WHAT THE TASK ASKS: The records should be written out in full, with nothing altered.

EXTRACTED ENTRIES:
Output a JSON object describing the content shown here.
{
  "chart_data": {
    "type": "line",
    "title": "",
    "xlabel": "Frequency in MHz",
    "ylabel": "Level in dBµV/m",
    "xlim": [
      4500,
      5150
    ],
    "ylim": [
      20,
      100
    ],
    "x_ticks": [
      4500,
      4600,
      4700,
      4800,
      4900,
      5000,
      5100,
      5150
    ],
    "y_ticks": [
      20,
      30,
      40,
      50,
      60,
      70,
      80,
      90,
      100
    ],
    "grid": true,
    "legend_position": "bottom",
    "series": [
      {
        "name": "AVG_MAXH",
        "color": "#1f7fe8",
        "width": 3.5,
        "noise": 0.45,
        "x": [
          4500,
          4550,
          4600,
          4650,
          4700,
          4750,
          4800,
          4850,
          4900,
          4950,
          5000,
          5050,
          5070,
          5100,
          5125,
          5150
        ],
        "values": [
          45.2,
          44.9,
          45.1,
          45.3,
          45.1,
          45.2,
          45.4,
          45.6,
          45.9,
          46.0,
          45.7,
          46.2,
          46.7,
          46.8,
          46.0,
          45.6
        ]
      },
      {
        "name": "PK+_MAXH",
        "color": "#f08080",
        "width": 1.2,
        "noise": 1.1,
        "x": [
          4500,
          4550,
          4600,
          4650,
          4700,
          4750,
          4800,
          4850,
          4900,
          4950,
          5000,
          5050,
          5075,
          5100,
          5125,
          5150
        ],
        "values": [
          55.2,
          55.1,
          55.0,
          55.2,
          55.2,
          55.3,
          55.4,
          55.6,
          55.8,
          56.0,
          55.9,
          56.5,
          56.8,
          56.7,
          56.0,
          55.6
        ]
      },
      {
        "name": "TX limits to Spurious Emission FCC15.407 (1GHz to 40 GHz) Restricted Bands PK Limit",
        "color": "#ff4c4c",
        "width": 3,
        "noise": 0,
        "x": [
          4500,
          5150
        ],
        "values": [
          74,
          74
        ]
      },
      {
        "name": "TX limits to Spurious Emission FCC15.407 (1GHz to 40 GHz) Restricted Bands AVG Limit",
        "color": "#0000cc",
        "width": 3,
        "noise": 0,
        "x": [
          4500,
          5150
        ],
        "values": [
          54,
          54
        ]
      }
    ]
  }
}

TASK ANSWER:
Output a JSON object describing the content shown here.
{
  "chart_data": {
    "type": "line",
    "title": "",
    "xlabel": "Frequency in MHz",
    "ylabel": "Level in dBµV/m",
    "xlim": [
      4500,
      5150
    ],
    "ylim": [
      20,
      100
    ],
    "x_ticks": [
      4500,
      4600,
      4700,
      4800,
      4900,
      5000,
      5100,
      5150
    ],
    "y_ticks": [
      20,
      30,
      40,
      50,
      60,
      70,
      80,
      90,
      100
    ],
    "grid": true,
    "legend_position": "bottom",
    "series": [
      {
        "name": "AVG_MAXH",
        "color": "#1f7fe8",
        "width": 3.5,
        "noise": 0.45,
        "x": [
          4500,
          4550,
          4600,
          4650,
          4700,
          4750,
          4800,
          4850,
          4900,
          4950,
          5000,
          5050,
          5070,
          5100,
          5125,
          5150
        ],
        "values": [
          45.2,
          44.9,
          45.1,
          45.3,
          45.1,
          45.2,
          45.4,
          45.6,
          45.9,
          46.0,
          45.7,
          46.2,
          46.7,
          46.8,
          46.0,
          45.6
        ]
      },
      {
        "name": "PK+_MAXH",
        "color": "#f08080",
        "width": 1.2,
        "noise": 1.1,
        "x": [
          4500,
          4550,
          4600,
          4650,
          4700,
          4750,
          4800,
          4850,
          4900,
          4950,
          5000,
          5050,
          5075,
          5100,
          5125,
          5150
        ],
        "values": [
          55.2,
          55.1,
          55.0,
          55.2,
          55.2,
          55.3,
          55.4,
          55.6,
          55.8,
          56.0,
          55.9,
          56.5,
          56.8,
          56.7,
          56.0,
          55.6
        ]
      },
      {
        "name": "TX limits to Spurious Emission FCC15.407 (1GHz to 40 GHz) Restricted Bands PK Limit",
        "color": "#ff4c4c",
        "width": 3,
        "noise": 0,
        "x": [
          4500,
          5150
        ],
        "values": [
          74,
          74
        ]
      },
      {
        "name": "TX limits to Spurious Emission FCC15.407 (1GHz to 40 GHz) Restricted Bands AVG Limit",
        "color": "#0000cc",
        "width": 3,
        "noise": 0,
        "x": [
          4500,
          5150
        ],
        "values": [
          54,
          54
        ]
      }
    ]
  }
}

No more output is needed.